■ Written problem: Each record below should be repeated precisely as written.

■ Records for the task:
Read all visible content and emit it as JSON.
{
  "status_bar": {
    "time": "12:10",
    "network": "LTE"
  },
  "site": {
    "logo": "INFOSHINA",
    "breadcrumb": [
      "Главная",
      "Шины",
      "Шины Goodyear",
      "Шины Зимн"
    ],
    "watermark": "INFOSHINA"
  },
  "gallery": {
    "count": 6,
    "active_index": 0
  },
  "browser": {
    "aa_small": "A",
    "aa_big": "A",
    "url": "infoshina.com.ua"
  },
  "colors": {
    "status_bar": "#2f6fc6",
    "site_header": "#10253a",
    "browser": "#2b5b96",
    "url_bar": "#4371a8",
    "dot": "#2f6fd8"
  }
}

■ Finished task:
Read all visible content and emit it as JSON.
{
  "status_bar": {
    "time": "12:10",
    "network": "LTE"
  },
  "site": {
    "logo": "INFOSHINA",
    "breadcrumb": [
      "Главная",
      "Шины",
      "Шины Goodyear",
      "Шины Зимн"
    ],
    "watermark": "INFOSHINA"
  },
  "gallery": {
    "count": 6,
    "active_index": 0
  },
  "browser": {
    "aa_small": "A",
    "aa_big": "A",
    "url": "infoshina.com.ua"
  },
  "colors": {
    "status_bar": "#2f6fc6",
    "site_header": "#10253a",
    "browser": "#2b5b96",
    "url_bar": "#4371a8",
    "dot": "#2f6fd8"
  }
}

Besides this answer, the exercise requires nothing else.